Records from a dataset

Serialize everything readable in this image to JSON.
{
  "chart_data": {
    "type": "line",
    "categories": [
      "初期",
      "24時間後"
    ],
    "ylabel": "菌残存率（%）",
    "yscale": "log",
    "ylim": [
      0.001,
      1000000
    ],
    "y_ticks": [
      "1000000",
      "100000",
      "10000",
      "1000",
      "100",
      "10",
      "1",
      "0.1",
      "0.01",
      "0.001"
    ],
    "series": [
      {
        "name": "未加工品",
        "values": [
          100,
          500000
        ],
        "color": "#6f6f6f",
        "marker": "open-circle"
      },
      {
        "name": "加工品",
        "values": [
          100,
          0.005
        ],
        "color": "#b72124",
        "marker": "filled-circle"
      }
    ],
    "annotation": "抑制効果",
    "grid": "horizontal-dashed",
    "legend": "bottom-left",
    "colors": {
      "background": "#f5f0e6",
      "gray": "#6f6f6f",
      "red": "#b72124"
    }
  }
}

---

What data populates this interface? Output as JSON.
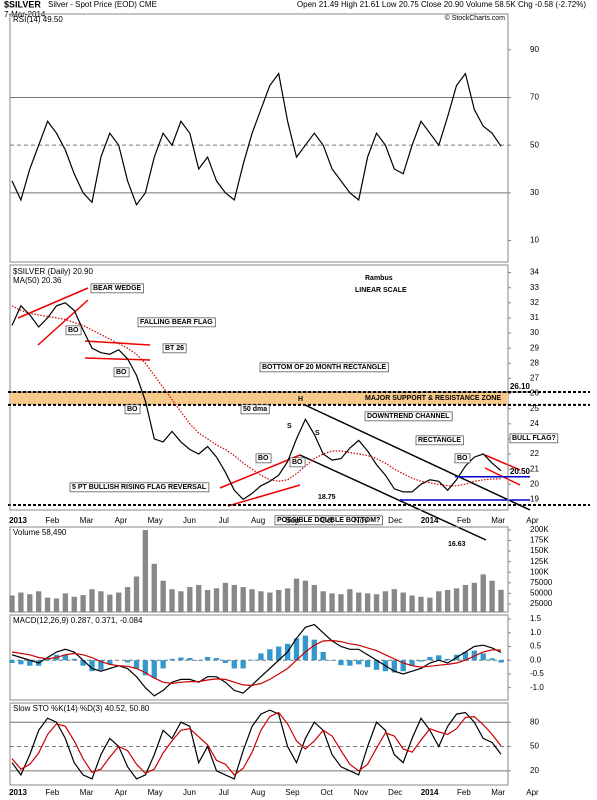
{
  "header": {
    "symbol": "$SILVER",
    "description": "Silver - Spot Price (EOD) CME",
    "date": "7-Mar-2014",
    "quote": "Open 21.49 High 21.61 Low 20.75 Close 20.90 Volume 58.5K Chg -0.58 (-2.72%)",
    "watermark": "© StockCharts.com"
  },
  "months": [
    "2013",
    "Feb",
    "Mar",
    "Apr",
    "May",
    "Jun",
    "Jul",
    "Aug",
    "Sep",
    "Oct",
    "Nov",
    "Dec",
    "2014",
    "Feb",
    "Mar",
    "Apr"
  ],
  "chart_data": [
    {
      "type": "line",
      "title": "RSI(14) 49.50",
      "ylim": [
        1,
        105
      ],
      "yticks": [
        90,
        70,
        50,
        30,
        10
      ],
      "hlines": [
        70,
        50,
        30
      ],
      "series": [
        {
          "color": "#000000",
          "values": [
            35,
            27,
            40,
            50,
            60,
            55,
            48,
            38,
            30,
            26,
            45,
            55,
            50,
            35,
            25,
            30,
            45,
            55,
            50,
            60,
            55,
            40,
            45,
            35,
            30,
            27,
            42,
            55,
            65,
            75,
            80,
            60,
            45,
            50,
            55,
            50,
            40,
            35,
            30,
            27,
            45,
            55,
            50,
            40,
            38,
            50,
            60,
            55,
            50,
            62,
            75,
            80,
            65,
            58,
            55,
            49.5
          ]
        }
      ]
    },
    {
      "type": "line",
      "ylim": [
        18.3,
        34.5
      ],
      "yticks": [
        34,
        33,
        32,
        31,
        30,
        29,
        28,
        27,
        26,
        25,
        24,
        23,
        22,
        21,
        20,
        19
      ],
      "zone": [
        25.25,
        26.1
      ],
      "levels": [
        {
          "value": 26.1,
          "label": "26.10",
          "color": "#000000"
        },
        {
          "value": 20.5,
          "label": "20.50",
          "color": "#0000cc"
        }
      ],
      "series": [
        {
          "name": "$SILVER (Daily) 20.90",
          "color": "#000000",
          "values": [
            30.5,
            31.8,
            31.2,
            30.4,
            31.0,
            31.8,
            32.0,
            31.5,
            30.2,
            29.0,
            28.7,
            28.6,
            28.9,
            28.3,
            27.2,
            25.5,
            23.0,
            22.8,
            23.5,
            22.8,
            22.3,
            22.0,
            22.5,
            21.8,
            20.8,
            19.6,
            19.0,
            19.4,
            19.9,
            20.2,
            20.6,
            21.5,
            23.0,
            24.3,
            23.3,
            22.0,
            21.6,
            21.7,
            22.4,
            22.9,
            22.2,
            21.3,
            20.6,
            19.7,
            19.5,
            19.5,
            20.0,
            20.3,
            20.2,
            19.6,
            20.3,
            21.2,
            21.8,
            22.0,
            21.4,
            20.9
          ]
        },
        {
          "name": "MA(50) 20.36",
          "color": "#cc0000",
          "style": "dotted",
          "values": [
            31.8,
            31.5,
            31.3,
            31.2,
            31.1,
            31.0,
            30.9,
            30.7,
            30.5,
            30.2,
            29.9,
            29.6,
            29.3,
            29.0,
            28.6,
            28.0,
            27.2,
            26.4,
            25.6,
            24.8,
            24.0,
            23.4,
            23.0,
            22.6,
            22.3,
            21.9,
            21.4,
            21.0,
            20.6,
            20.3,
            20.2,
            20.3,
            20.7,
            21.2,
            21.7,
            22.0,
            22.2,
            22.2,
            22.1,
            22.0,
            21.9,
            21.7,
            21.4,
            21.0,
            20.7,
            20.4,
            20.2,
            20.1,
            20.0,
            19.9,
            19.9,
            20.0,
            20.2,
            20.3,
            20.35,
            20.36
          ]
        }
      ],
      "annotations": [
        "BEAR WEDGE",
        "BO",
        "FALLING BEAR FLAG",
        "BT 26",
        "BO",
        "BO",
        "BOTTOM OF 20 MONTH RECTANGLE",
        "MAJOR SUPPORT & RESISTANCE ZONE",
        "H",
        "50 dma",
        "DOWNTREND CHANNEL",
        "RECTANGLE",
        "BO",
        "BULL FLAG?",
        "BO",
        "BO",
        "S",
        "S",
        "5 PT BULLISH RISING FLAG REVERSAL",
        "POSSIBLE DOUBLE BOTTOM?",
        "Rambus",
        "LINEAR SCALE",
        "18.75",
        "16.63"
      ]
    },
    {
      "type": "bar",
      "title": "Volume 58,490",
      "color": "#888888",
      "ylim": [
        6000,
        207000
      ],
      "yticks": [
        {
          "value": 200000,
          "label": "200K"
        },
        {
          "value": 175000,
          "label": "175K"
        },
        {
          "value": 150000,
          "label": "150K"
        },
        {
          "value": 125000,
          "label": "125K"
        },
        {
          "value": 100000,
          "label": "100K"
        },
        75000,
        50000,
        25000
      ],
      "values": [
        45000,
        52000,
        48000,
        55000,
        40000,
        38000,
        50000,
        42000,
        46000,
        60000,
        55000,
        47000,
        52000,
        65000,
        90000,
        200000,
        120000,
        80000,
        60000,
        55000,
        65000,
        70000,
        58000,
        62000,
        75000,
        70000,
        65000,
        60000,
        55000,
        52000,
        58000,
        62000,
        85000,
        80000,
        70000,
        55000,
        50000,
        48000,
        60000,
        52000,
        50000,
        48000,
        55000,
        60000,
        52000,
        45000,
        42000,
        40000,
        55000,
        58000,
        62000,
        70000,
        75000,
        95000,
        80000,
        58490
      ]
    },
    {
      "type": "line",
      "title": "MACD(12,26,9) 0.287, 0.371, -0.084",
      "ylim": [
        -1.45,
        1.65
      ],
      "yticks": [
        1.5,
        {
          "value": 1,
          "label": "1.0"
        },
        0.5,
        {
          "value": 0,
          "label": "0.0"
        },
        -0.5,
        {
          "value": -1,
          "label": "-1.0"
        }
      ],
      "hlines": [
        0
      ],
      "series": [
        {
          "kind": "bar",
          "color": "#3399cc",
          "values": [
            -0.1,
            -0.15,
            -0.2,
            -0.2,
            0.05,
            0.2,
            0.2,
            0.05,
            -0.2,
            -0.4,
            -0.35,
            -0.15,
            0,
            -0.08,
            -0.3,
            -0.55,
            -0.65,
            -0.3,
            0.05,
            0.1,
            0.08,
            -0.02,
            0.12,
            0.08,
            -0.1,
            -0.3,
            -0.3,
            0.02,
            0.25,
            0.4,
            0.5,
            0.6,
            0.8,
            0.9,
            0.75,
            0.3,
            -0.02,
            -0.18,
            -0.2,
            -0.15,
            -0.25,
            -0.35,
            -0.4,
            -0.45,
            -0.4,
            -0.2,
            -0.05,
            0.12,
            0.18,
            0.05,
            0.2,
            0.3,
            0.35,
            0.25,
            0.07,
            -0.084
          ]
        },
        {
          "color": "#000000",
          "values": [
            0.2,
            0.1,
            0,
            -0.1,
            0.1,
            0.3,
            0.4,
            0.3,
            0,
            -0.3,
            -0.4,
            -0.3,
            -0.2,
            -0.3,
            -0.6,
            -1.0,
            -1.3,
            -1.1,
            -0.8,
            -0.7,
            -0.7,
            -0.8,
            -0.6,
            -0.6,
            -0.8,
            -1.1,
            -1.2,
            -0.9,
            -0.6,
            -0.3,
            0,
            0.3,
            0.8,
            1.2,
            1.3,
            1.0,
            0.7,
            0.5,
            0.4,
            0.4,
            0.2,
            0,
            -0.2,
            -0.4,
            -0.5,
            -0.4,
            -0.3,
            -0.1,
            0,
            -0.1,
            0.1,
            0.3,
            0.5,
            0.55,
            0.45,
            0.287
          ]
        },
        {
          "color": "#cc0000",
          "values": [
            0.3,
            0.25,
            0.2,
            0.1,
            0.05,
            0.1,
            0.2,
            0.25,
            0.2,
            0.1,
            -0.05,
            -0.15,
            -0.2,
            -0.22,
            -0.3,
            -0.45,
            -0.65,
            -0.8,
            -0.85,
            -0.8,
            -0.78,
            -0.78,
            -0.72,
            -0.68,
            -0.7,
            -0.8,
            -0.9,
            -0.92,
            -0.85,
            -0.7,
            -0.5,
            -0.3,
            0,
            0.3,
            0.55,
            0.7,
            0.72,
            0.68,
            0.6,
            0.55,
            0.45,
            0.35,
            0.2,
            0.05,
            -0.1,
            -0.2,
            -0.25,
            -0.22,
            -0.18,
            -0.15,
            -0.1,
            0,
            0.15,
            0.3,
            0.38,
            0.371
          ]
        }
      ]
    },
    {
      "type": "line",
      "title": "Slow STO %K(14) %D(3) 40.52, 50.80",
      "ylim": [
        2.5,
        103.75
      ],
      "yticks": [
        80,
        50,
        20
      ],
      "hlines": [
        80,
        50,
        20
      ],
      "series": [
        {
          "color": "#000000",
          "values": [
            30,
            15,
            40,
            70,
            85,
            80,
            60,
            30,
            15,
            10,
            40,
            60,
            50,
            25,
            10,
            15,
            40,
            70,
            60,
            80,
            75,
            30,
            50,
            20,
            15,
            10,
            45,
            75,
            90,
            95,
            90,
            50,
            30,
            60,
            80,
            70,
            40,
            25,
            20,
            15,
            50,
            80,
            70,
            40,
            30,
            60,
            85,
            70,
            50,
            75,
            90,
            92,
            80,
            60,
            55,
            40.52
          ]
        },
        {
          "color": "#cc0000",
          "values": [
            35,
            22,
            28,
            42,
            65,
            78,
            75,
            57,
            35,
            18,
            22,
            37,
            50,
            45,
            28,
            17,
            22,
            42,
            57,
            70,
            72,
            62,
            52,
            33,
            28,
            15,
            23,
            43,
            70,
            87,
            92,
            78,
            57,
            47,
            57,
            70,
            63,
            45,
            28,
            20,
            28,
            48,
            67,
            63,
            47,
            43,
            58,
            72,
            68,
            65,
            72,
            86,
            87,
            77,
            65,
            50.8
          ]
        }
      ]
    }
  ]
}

- **Exercise objective**
In the lines above, locate the string "marker". Copy every line where it occurs.

- **Response to this task**
        "marker": "open-circle"
        "marker": "filled-circle"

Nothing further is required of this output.